TASK GOAL »
Locate each line below that includes "जनशक" and reproduce it.

Data excerpts »
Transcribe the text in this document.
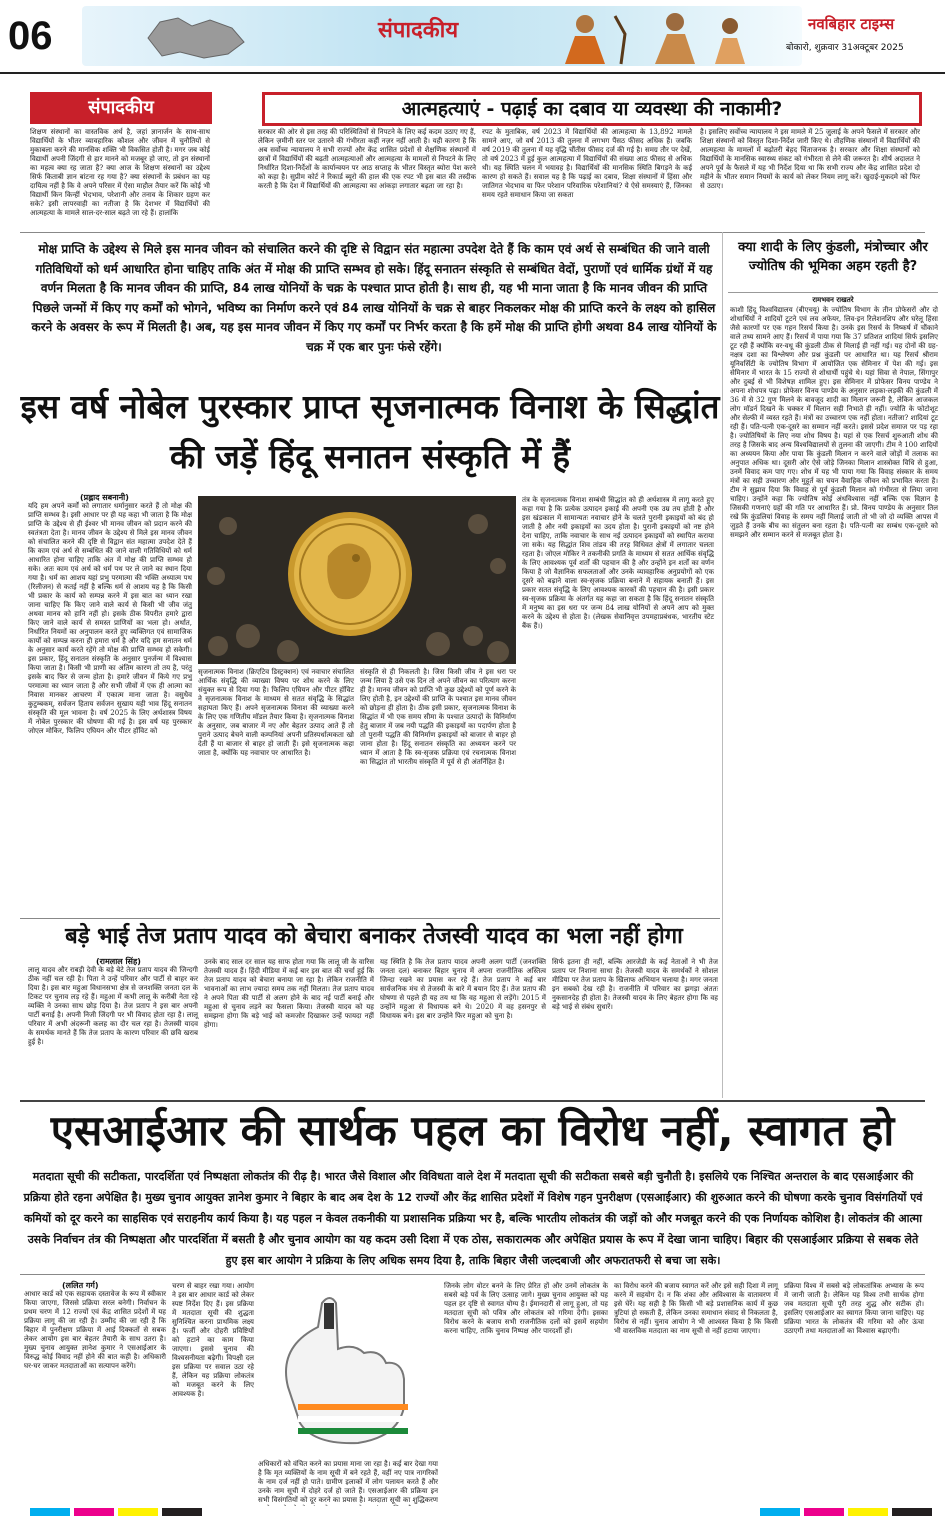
06	संपादकीय	नवबिहार टाइम्स
बोकारो, शुक्रवार 31अक्टूबर 2025
संपादकीय	आत्महत्याएं - पढ़ाई का दबाव या व्यवस्था की नाकामी?
शिक्षण संस्थानों का वास्तविक अर्थ है, जहां ज्ञानार्जन के साथ-साथ विद्यार्थियों के भीतर व्यावहारिक कौशल और जीवन में चुनौतियों से मुकाबला करने की मानसिक शक्ति भी विकसित होती है। मगर जब कोई विद्यार्थी अपनी जिंदगी से हार मानने को मजबूर हो जाए, तो इन संस्थानों का महत्व क्या रह जाता है? क्या आज के शिक्षण संस्थानों का उद्देश्य सिर्फ किताबी ज्ञान बांटना रह गया है? क्या संस्थानों के प्रबंधन का यह दायित्व नहीं है कि वे अपने परिसर में ऐसा माहौल तैयार करें कि कोई भी विद्यार्थी किन किन्हीं भेदभाव, परेशानी और तनाव के शिकार ग्रहण कर सके? इसी लापरवाही का नतीजा है कि देशभर में विद्यार्थियों की आत्महत्या के मामले साल-दर-साल बढ़ते जा रहे हैं। हालांकि
सरकार की ओर से इस तरह की परिस्थितियों से निपटने के लिए कई कदम उठाए गए हैं, लेकिन ज़मीनी स्तर पर उतारने की गंभीरता कहीं नज़र नहीं आती है। यही कारण है कि अब सर्वोच्च न्यायालय ने सभी राज्यों और केंद्र शासित प्रदेशों से शैक्षणिक संस्थानों में छात्रों में विद्यार्थियों की बढ़ती आत्महत्याओं और आत्महत्या के मामलों से निपटने के लिए निर्धारित दिशा-निर्देशों के कार्यान्वयन पर आठ सप्ताह के भीतर विस्तृत ब्योरा पेश करने को कहा है। सुप्रीम कोर्ट ने रिकार्ड ब्यूरो की हाल की एक रपट भी इस बात की तस्दीक करती है कि देश में विद्यार्थियों की आत्महत्या का आंकड़ा लगातार बढ़ता जा रहा है।
रपट के मुताबिक, वर्ष 2023 में विद्यार्थियों की आत्महत्या के 13,892 मामले सामने आए, जो वर्ष 2013 की तुलना में लगभग पैंसठ फीसद अधिक हैं। जबकि वर्ष 2019 की तुलना में यह वृद्धि चौंतीस फीसद दर्ज की गई है। समग्र तौर पर देखें, तो वर्ष 2023 में हुई कुल आत्महत्या में विद्यार्थियों की संख्या आठ फीसद से अधिक थी। यह स्थिति चलन में भयावह है। विद्यार्थियों की मानसिक स्थिति बिगड़ने के कई कारण हो सकते हैं। सवाल यह है कि पढ़ाई का दबाव, शिक्षा संस्थानों में हिंसा और जातिगत भेदभाव या फिर परेशान परिवारिक परेशानियां? ये ऐसे समस्याएं हैं, जिनका समय रहते समाधान किया जा सकता
है। इसलिए सर्वोच्च न्यायालय ने इस मामले में 25 जुलाई के अपने फैसले में सरकार और शिक्षा संस्थानों को विस्तृत दिशा-निर्देश जारी किए थे। तौहणिक संस्थानों में विद्यार्थियों की आत्महत्या के मामलों में बढ़ोतरी बेहद चिंताजनक है। सरकार और शिक्षा संस्थानों को विद्यार्थियों के मानसिक स्वास्थ्य संकट को गंभीरता से लेने की जरूरत है। शीर्ष अदालत ने अपने पूर्व के फैसले में यह भी निर्देश दिया था कि सभी राज्य और केंद्र शासित प्रदेश दो महीने के भीतर समान नियमों के कार्य को लेकर नियम लागू करें। खुदाई-मुकदमे को फिर से उठाए।
मोक्ष प्राप्ति के उद्देश्य से मिले इस मानव जीवन को संचालित करने की दृष्टि से विद्वान संत महात्मा उपदेश देते हैं कि काम एवं अर्थ से सम्बंधित की जाने वाली गतिविधियों को धर्म आधारित होना चाहिए ताकि अंत में मोक्ष की प्राप्ति सम्भव हो सके। हिंदू सनातन संस्कृति से सम्बंधित वेदों, पुराणों एवं धार्मिक ग्रंथों में यह वर्णन मिलता है कि मानव जीवन की प्राप्ति, 84 लाख योनियों के चक्र के पश्चात प्राप्त होती है। साथ ही, यह भी माना जाता है कि मानव जीवन की प्राप्ति पिछले जन्मों में किए गए कर्मों को भोगने, भविष्य का निर्माण करने एवं 84 लाख योनियों के चक्र से बाहर निकलकर मोक्ष की प्राप्ति करने के लक्ष्य को हासिल करने के अवसर के रूप में मिलती है। अब, यह इस मानव जीवन में किए गए कर्मों पर निर्भर करता है कि हमें मोक्ष की प्राप्ति होगी अथवा 84 लाख योनियों के चक्र में एक बार पुनः फंसे रहेंगे।
क्या शादी के लिए कुंडली, मंत्रोच्चार और ज्योतिष की भूमिका अहम रहती है?
रामभवन राखतरे
काशी हिंदू विश्वविद्यालय (बीएचयू) के ज्योतिष विभाग के तीन प्रोफेसरों और दो शोधार्थियों ने शादियों टूटने एवं लव अफेयर, लिव-इन रिलेशनशिप और घरेलू हिंसा जैसे कारणों पर एक गहन रिसर्च किया है। उनके इस रिसर्च के निष्कर्ष में चौंकाने वाले तथ्य सामने आए हैं। रिसर्च में पाया गया कि 37 प्रतिशत शादियां सिर्फ इसलिए टूट रही हैं क्योंकि वर-वधू की कुंडली ठीक से मिलाई ही नहीं गई। यह दोनों की ग्रह-नक्षत्र दशा का विश्लेषण और प्रश्न कुंडली पर आधारित था। यह रिसर्च श्रीराम यूनिवर्सिटी के ज्योतिष विभाग में आयोजित एक सेमिनार में पेश की गई। इस सेमिनार में भारत के 15 राज्यों से शोधार्थी पहुंचे थे। यहां सिवा से नेपाल, सिंगापुर और दुबई से भी विशेषज्ञ शामिल हुए। इस सेमिनार में प्रोफेसर विनय पाण्डेय ने अपना शोधपत्र पढ़ा। प्रोफेसर विनय पाण्डेय के अनुसार लड़का-लड़की की कुंडली में 36 में से 32 गुण मिलने के बावजूद शादी का मिलान जरूरी है, लेकिन आजकल लोग मॉडर्न दिखने के चक्कर में मिलान सही निभाते ही नहीं। ज्योति के फोटोशूट और सेल्फी में व्यस्त रहते हैं। मंत्रों का उच्चारण एक नहीं होता। नतीजा? शादियां टूट रही हैं। पति-पत्नी एक-दूसरे का सम्मान नहीं करते। इससे प्रदेश समाज पर पड़ रहा है। ज्योतिषियों के लिए नया शोध विषय है। यहां से एक रिसर्च शुरुआती शोध की तरह है जिसके बाद अन्य विश्वविद्यालयों से तुलना की जाएगी। टीम ने 100 शादियों का अध्ययन किया और पाया कि कुंडली मिलान न करने वाले जोड़ों में तलाक का अनुपात अधिक था। दूसरी ओर ऐसे जोड़े जिनका मिलान शास्त्रोक्त विधि से हुआ, उनमें विवाद कम पाए गए। शोध में यह भी पाया गया कि विवाह संस्कार के समय मंत्रों का सही उच्चारण और मुहूर्त का चयन वैवाहिक जीवन को प्रभावित करता है। टीम ने सुझाव दिया कि विवाह से पूर्व कुंडली मिलान को गंभीरता से लिया जाना चाहिए। उन्होंने कहा कि ज्योतिष कोई अंधविश्वास नहीं बल्कि एक विज्ञान है जिसकी गणनाएं ग्रहों की गति पर आधारित हैं। प्रो. विनय पाण्डेय के अनुसार तिल रखे कि कुंडलियां विवाह के समय नहीं मिलाई जाती तो भी जो दो व्यक्ति आपस में जुड़ते हैं उनके बीच का संतुलन बना रहता है। पति-पत्नी का सम्बंध एक-दूसरे को समझने और सम्मान करने से मजबूत होता है।
इस वर्ष नोबेल पुरस्कार प्राप्त सृजनात्मक विनाश के सिद्धांत की जड़ें हिंदू सनातन संस्कृति में हैं
(प्रह्लाद सबनानी)
यदि हम अपने कर्मों को लगातार धर्मानुसार करते हैं तो मोक्ष की प्राप्ति सम्भव है। इसी आधार पर ही यह कहा भी जाता है कि मोक्ष प्राप्ति के उद्देश्य से ही ईश्वर भी मानव जीवन को प्रदान करने की स्वतंत्रता देता है। मानव जीवन के उद्देश्य से मिले इस मानव जीवन को संचालित करने की दृष्टि से विद्वान संत महात्मा उपदेश देते हैं कि काम एवं अर्थ से सम्बंधित की जाने वाली गतिविधियों को धर्म आधारित होना चाहिए ताकि अंत में मोक्ष की प्राप्ति सम्भव हो सके। अतः काम एवं अर्थ को धर्म पथ पर ले जाने का स्थान दिया गया है। धर्म का आशय यहां प्रभु परमात्मा की भक्ति अध्यात्म पथ (रिलीजन) से कतई नहीं है बल्कि धर्म से आशय यह है कि किसी भी प्रकार के कार्य को सम्पन्न करने में इस बात का ध्यान रखा जाना चाहिए कि किए जाने वाले कार्य से किसी भी जीव जंतु अथवा मानव को हानि नहीं हो। इसके ठीक विपरीत हमारे द्वारा किए जाने वाले कार्य से समस्त प्राणियों का भला हो। अर्थात, निर्धारित नियमों का अनुपालन करते हुए व्यक्तिगत एवं सामाजिक कार्यों को सम्पन्न करना ही हमारा धर्म है और यदि हम सनातन धर्म के अनुसार कार्य करते रहेंगे तो मोक्ष की प्राप्ति सम्भव हो सकेगी। इस प्रकार, हिंदू सनातन संस्कृति के अनुसार पुनर्जन्म में विश्वास किया जाता है। किसी भी प्राणी का अंतिम कारण तो तय है, परंतु इसके बाद फिर से जन्म होता है। हमारे जीवन में किये गए प्रभु परमात्मा का ध्यान जाता है और सभी जीवों में एक ही आत्मा का निवास मानकर आचरण में एकात्म माना जाता है। वसुधैव कुटुम्बकम्, सर्वजन हिताय सर्वजन सुखाय यही भाव हिंदू सनातन संस्कृति की मूल भावना है। वर्ष 2025 के लिए अर्थशास्त्र विषय में नोबेल पुरस्कार की घोषणा की गई है। इस वर्ष यह पुरस्कार जोएल मोकिर, फिलिप एघियन और पीटर हॉविट को
सृजनात्मक विनाश (क्रिएटिव डिस्ट्रक्शन) एवं नवाचार संचालित आर्थिक संवृद्धि की व्याख्या विषय पर शोध करने के लिए संयुक्त रूप से दिया गया है। फिलिप एघियन और पीटर हॉविट ने सृजनात्मक विनाश के माध्यम से सतत संवृद्धि के सिद्धांत सहायता किए हैं। अपने सृजनात्मक विनाश की व्याख्या करने के लिए एक गणितीय मॉडल तैयार किया है। सृजनात्मक विनाश के अनुसार, जब बाजार में नए और बेहतर उत्पाद आते हैं तो पुराने उत्पाद बेचने वाली कम्पनियां अपनी प्रतिस्पर्धात्मकता खो देती हैं या बाजार से बाहर हो जाती हैं। इसे सृजनात्मक कहा जाता है, क्योंकि यह नवाचार पर आधारित है।
संस्कृति से ही निकलती है। जिस किसी जीव ने इस धरा पर जन्म लिया है उसे एक दिन तो अपने जीवन का परित्याग करना ही है। मानव जीवन को प्राप्ति भी कुछ उद्देश्यों को पूर्ण करने के लिए होती है, इन उद्देश्यों की प्राप्ति के पश्चात इस मानव जीवन को छोड़ना ही होता है। ठीक इसी प्रकार, सृजनात्मक विनाश के सिद्धांत में भी एक समय सीमा के पश्चात उत्पादों के विनिर्माण हेतु बाजार में जब नयी पद्धति की इकाइयों का पदार्पण होता है तो पुरानी पद्धति की विनिर्माण इकाइयों को बाजार से बाहर हो जाना होता है। हिंदू सनातन संस्कृति का अध्ययन करने पर ध्यान में आता है कि स्व-सृजक प्रक्रिया एवं रचनात्मक विनाश का सिद्धांत तो भारतीय संस्कृति में पूर्व से ही अंतर्निहित है।
तंत्र के सृजनात्मक विनाश सम्बंधी सिद्धांत को ही अर्थशास्त्र में लागू करते हुए कहा गया है कि प्रत्येक उत्पादन इकाई की अपनी एक उम्र तय होती है और इस खंडकाल में सामान्यतः नवाचार होने के चलते पुरानी इकाइयों को बंद हो जाती है और नयी इकाइयों का उदय होता है। पुरानी इकाइयों को नष्ट होने देना चाहिए, ताकि नवाचार के साथ नई उत्पादन इकाइयों को स्थापित कराया जा सके। यह सिद्धांत शिव तांडव की तरह विधिवत क्षेत्रों में लगातार चलता रहता है। जोएल मोकिर ने तकनीकी प्रगति के माध्यम से सतत आर्थिक संवृद्धि के लिए आवश्यक पूर्व शर्तों की पहचान की है और उन्होंने इन शर्तों का वर्णन किया है जो वैज्ञानिक सफलताओं और उनके व्यावहारिक अनुप्रयोगों को एक दूसरे को बढ़ाने वाला स्व-सृजक प्रक्रिया बनाने में सहायक बनाती हैं। इस प्रकार सतत संवृद्धि के लिए आवश्यक कारकों की पहचान की है। इसी प्रकार स्व-सृजक प्रक्रिया के अंतर्गत यह कहा जा सकता है कि हिंदू सनातन संस्कृति में मनुष्य का इस धरा पर जन्म 84 लाख योनियों से अपने आप को मुक्त करने के उद्देश्य से होता है। (लेखक सेवानिवृत्त उपमहाप्रबंधक, भारतीय स्टेट बैंक हैं।)
बड़े भाई तेज प्रताप यादव को बेचारा बनाकर तेजस्वी यादव का भला नहीं होगा
(रामलाल सिंह)
लालू यादव और राबड़ी देवी के बड़े बेटे तेज प्रताप यादव की जिन्दगी ठीक नहीं चल रही है। पिता ने उन्हें परिवार और पार्टी से बाहर कर दिया है। इस बार महुआ विधानसभा क्षेत्र से जनशक्ति जनता दल के टिकट पर चुनाव लड़ रहे हैं। महुआ में कभी लालू के करीबी नेता रहे व्यक्ति ने उनका साथ छोड़ दिया है। तेज प्रताप ने इस बार अपनी पार्टी बनाई है। अपनी निजी जिंदगी पर भी विवाद होता रहा है। लालू परिवार में अभी अंदरूनी कलह का दौर चल रहा है। तेजस्वी यादव के समर्थक मानते हैं कि तेज प्रताप के कारण परिवार की छवि खराब हुई है।
उनके बाद साल दर साल यह साफ होता गया कि लालू जी के वारिस तेजस्वी यादव हैं। हिंदी मीडिया में कई बार इस बात की चर्चा हुई कि तेज प्रताप यादव को बेचारा बनाया जा रहा है। लेकिन राजनीति में भावनाओं का लाभ ज्यादा समय तक नहीं मिलता। तेज प्रताप यादव ने अपने पिता की पार्टी से अलग होने के बाद नई पार्टी बनाई और महुआ से चुनाव लड़ने का फैसला किया। तेजस्वी यादव को यह समझना होगा कि बड़े भाई को कमजोर दिखाकर उन्हें फायदा नहीं होगा।
यह स्थिति है कि तेज प्रताप यादव अपनी अलग पार्टी (जनशक्ति जनता दल) बनाकर बिहार चुनाव में अपना राजनीतिक अस्तित्व जिन्दा रखने का प्रयास कर रहे हैं। तेज प्रताप ने कई बार सार्वजनिक मंच से तेजस्वी के बारे में बयान दिए हैं। तेज प्रताप की घोषणा से पहले ही यह तय था कि वह महुआ से लड़ेंगे। 2015 में उन्होंने महुआ से विधायक बने थे। 2020 में वह हसनपुर से विधायक बने। इस बार उन्होंने फिर महुआ को चुना है।
सिर्फ इतना ही नहीं, बल्कि आरजेडी के कई नेताओं ने भी तेज प्रताप पर निशाना साधा है। तेजस्वी यादव के समर्थकों ने सोशल मीडिया पर तेज प्रताप के खिलाफ अभियान चलाया है। मगर जनता इन सबको देख रही है। राजनीति में परिवार का झगड़ा अंततः नुकसानदेह ही होता है। तेजस्वी यादव के लिए बेहतर होगा कि वह बड़े भाई से संबंध सुधारें।
एसआईआर की सार्थक पहल का विरोध नहीं, स्वागत हो
मतदाता सूची की सटीकता, पारदर्शिता एवं निष्पक्षता लोकतंत्र की रीढ़ है। भारत जैसे विशाल और विविधता वाले देश में मतदाता सूची की सटीकता सबसे बड़ी चुनौती है। इसलिये एक निश्चित अन्तराल के बाद एसआईआर की प्रक्रिया होते रहना अपेक्षित है। मुख्य चुनाव आयुक्त ज्ञानेश कुमार ने बिहार के बाद अब देश के 12 राज्यों और केंद्र शासित प्रदेशों में विशेष गहन पुनरीक्षण (एसआईआर) की शुरुआत करने की घोषणा करके चुनाव विसंगतियों एवं कमियों को दूर करने का साहसिक एवं सराहनीय कार्य किया है। यह पहल न केवल तकनीकी या प्रशासनिक प्रक्रिया भर है, बल्कि भारतीय लोकतंत्र की जड़ों को और मजबूत करने की एक निर्णायक कोशिश है। लोकतंत्र की आत्मा उसके निर्वाचन तंत्र की निष्पक्षता और पारदर्शिता में बसती है और चुनाव आयोग का यह कदम उसी दिशा में एक ठोस, सकारात्मक और अपेक्षित प्रयास के रूप में देखा जाना चाहिए। बिहार की एसआईआर प्रक्रिया से सबक लेते हुए इस बार आयोग ने प्रक्रिया के लिए अधिक समय दिया है, ताकि बिहार जैसी जल्दबाजी और अफरातफरी से बचा जा सके।
(ललित गर्ग)
आधार कार्ड को एक सहायक दस्तावेज के रूप में स्वीकार किया जाएगा, जिससे प्रक्रिया सरल बनेगी। निर्वाचन के प्रथम चरण में 12 राज्यों एवं केंद्र शासित प्रदेशों में यह प्रक्रिया लागू की जा रही है। उम्मीद की जा रही है कि बिहार में पुनरीक्षण प्रक्रिया में आई दिक्कतों से सबक लेकर आयोग इस बार बेहतर तैयारी के साथ उतरा है। मुख्य चुनाव आयुक्त ज्ञानेश कुमार ने एसआईआर के विरुद्ध कोई विवाद नहीं होने की बात कही है। अधिकारी घर-घर जाकर मतदाताओं का सत्यापन करेंगे।
चरण से बाहर रखा गया। आयोग ने इस बार आधार कार्ड को लेकर स्पष्ट निर्देश दिए हैं। इस प्रक्रिया में मतदाता सूची की शुद्धता सुनिश्चित करना प्राथमिक लक्ष्य है। फर्जी और दोहरी प्रविष्टियों को हटाने का काम किया जाएगा। इससे चुनाव की विश्वसनीयता बढ़ेगी। विपक्षी दल इस प्रक्रिया पर सवाल उठा रहे हैं, लेकिन यह प्रक्रिया लोकतंत्र को मजबूत करने के लिए आवश्यक है।
अधिकारों को वंचित करने का प्रयास माना जा रहा है। कई बार देखा गया है कि मृत व्यक्तियों के नाम सूची में बने रहते हैं, वहीं नए पात्र नागरिकों के नाम दर्ज नहीं हो पाते। ग्रामीण इलाकों में लोग पलायन करते हैं और उनके नाम सूची में दोहरे दर्ज हो जाते हैं। एसआईआर की प्रक्रिया इन सभी विसंगतियों को दूर करने का प्रयास है। मतदाता सूची का शुद्धिकरण
जिनके लोग वोटर बनने के लिए प्रेरित हों और उनमें लोकतंत्र के सबसे बड़े पर्व के लिए उत्साह जागे। मुख्य चुनाव आयुक्त को यह पहल हर दृष्टि से स्वागत योग्य है। ईमानदारी से लागू हुआ, तो यह मतदाता सूची को पवित्र और लोकतंत्र को गरिमा देगी। इसका विरोध करने के बजाय सभी राजनीतिक दलों को इसमें सहयोग करना चाहिए, ताकि चुनाव निष्पक्ष और पारदर्शी हों।
का विरोध करने की बजाय स्वागत करें और इसे सही दिशा में लागू करने में सहयोग दें। न कि शंका और अविश्वास के वातावरण में इसे घेरें। यह सही है कि किसी भी बड़े प्रशासनिक कार्य में कुछ त्रुटियां हो सकती हैं, लेकिन उनका समाधान संवाद से निकलता है, विरोध से नहीं। चुनाव आयोग ने भी आश्वस्त किया है कि किसी भी वास्तविक मतदाता का नाम सूची से नहीं हटाया जाएगा।
प्रक्रिया विश्व में सबसे बड़े लोकतांत्रिक अभ्यास के रूप में जानी जाती है। लेकिन यह विश्व तभी सार्थक होगा जब मतदाता सूची पूरी तरह शुद्ध और सटीक हो। इसलिए एसआईआर का स्वागत किया जाना चाहिए। यह प्रक्रिया भारत के लोकतंत्र की गरिमा को और ऊंचा उठाएगी तथा मतदाताओं का विश्वास बढ़ाएगी।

COMPLETED EXERCISE »
लालू यादव और राबड़ी देवी के बड़े बेटे तेज प्रताप यादव की जिन्दगी ठीक नहीं चल रही है। पिता ने उन्हें परिवार और पार्टी से बाहर कर दिया है। इस बार महुआ विधानसभा क्षेत्र से जनशक्ति जनता दल के टिकट पर चुनाव लड़ रहे हैं। महुआ में कभी लालू के करीबी नेता रहे व्यक्ति ने उनका साथ छोड़ दिया है। तेज प्रताप ने इस बार अपनी पार्टी बनाई है। अपनी निजी जिंदगी पर भी विवाद होता रहा है। लालू परिवार में अभी अंदरूनी कलह का दौर चल रहा है। तेजस्वी यादव के समर्थक मानते हैं कि तेज प्रताप के कारण परिवार की छवि खराब हुई है।
यह स्थिति है कि तेज प्रताप यादव अपनी अलग पार्टी (जनशक्ति जनता दल) बनाकर बिहार चुनाव में अपना राजनीतिक अस्तित्व जिन्दा रखने का प्रयास कर रहे हैं। तेज प्रताप ने कई बार सार्वजनिक मंच से तेजस्वी के बारे में बयान दिए हैं। तेज प्रताप की घोषणा से पहले ही यह तय था कि वह महुआ से लड़ेंगे। 2015 में उन्होंने महुआ से विधायक बने थे। 2020 में वह हसनपुर से विधायक बने। इस बार उन्होंने फिर महुआ को चुना है।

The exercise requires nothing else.